Task directions: Single out the lines of the material that contain "основных" and copy them.

═════ Provided records ═════

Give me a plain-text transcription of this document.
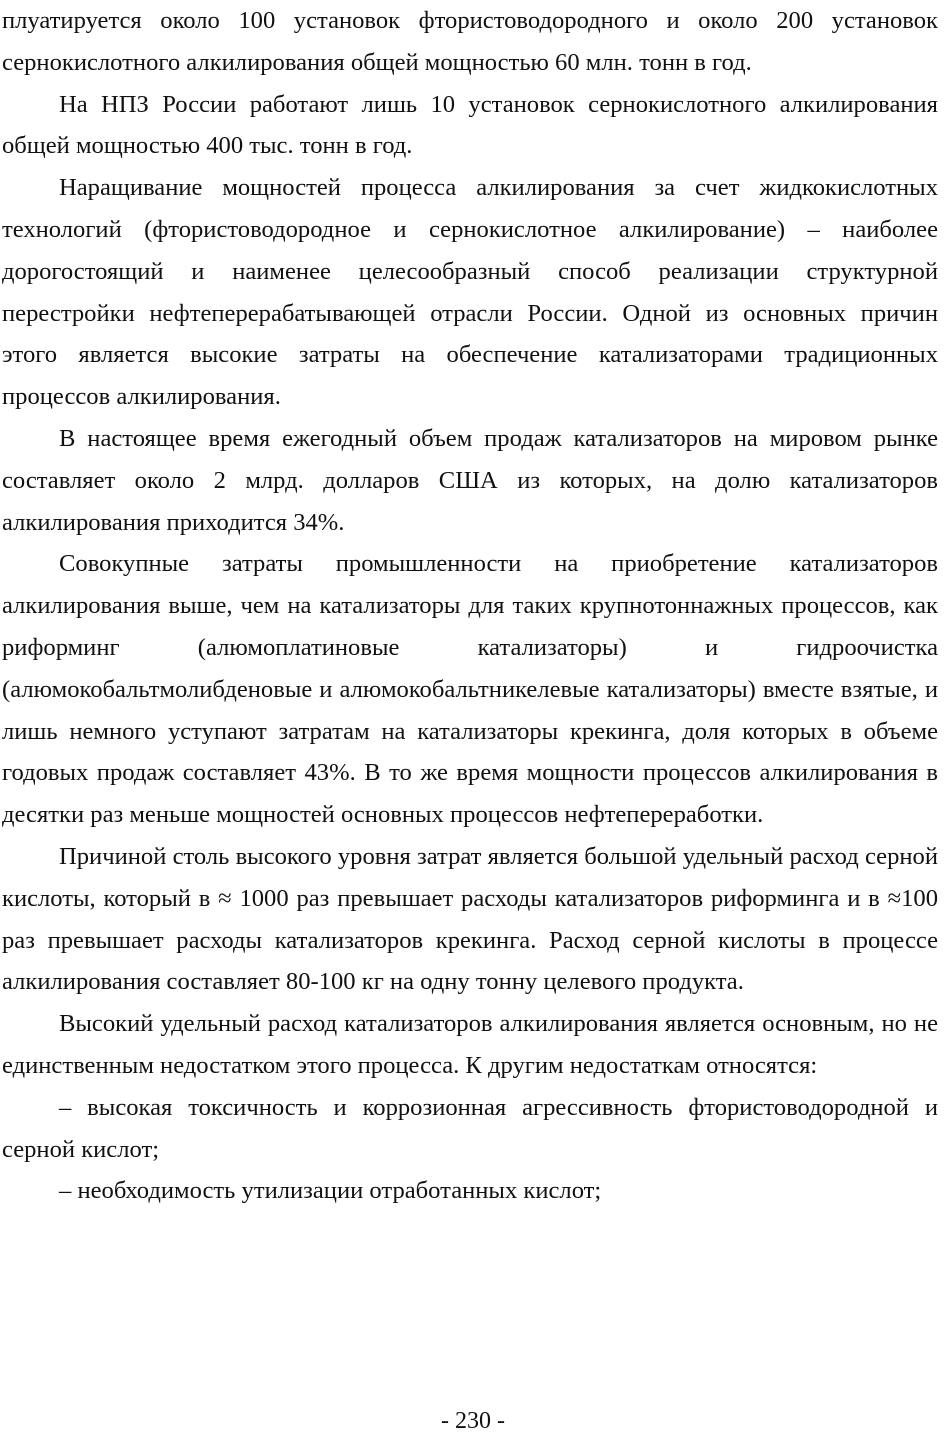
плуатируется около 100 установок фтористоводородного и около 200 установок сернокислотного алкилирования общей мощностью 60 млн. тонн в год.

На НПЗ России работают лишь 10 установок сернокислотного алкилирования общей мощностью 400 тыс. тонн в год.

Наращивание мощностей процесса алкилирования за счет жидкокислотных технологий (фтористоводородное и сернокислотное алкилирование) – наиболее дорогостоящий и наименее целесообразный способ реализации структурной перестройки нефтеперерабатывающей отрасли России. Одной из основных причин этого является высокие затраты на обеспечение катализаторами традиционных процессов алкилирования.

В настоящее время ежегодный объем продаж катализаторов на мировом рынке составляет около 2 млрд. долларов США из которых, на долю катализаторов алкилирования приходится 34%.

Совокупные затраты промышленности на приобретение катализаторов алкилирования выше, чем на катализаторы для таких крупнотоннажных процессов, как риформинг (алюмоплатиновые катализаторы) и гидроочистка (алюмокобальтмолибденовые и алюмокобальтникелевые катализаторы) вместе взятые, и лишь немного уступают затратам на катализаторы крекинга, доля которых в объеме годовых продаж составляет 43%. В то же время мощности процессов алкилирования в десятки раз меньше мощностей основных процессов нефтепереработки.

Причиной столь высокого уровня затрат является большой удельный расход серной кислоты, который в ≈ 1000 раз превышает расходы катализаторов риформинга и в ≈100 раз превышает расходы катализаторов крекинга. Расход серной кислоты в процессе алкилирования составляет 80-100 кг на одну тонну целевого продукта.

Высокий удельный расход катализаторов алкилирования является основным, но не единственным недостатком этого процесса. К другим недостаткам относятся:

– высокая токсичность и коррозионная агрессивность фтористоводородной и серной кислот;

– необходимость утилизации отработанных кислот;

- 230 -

═════

Task output:
Наращивание мощностей процесса алкилирования за счет жидкокислотных технологий (фтористоводородное и сернокислотное алкилирование) – наиболее дорогостоящий и наименее целесообразный способ реализации структурной перестройки нефтеперерабатывающей отрасли России. Одной из основных причин этого является высокие затраты на обеспечение катализаторами традиционных процессов алкилирования.
Совокупные затраты промышленности на приобретение катализаторов алкилирования выше, чем на катализаторы для таких крупнотоннажных процессов, как риформинг (алюмоплатиновые катализаторы) и гидроочистка (алюмокобальтмолибденовые и алюмокобальтникелевые катализаторы) вместе взятые, и лишь немного уступают затратам на катализаторы крекинга, доля которых в объеме годовых продаж составляет 43%. В то же время мощности процессов алкилирования в десятки раз меньше мощностей основных процессов нефтепереработки.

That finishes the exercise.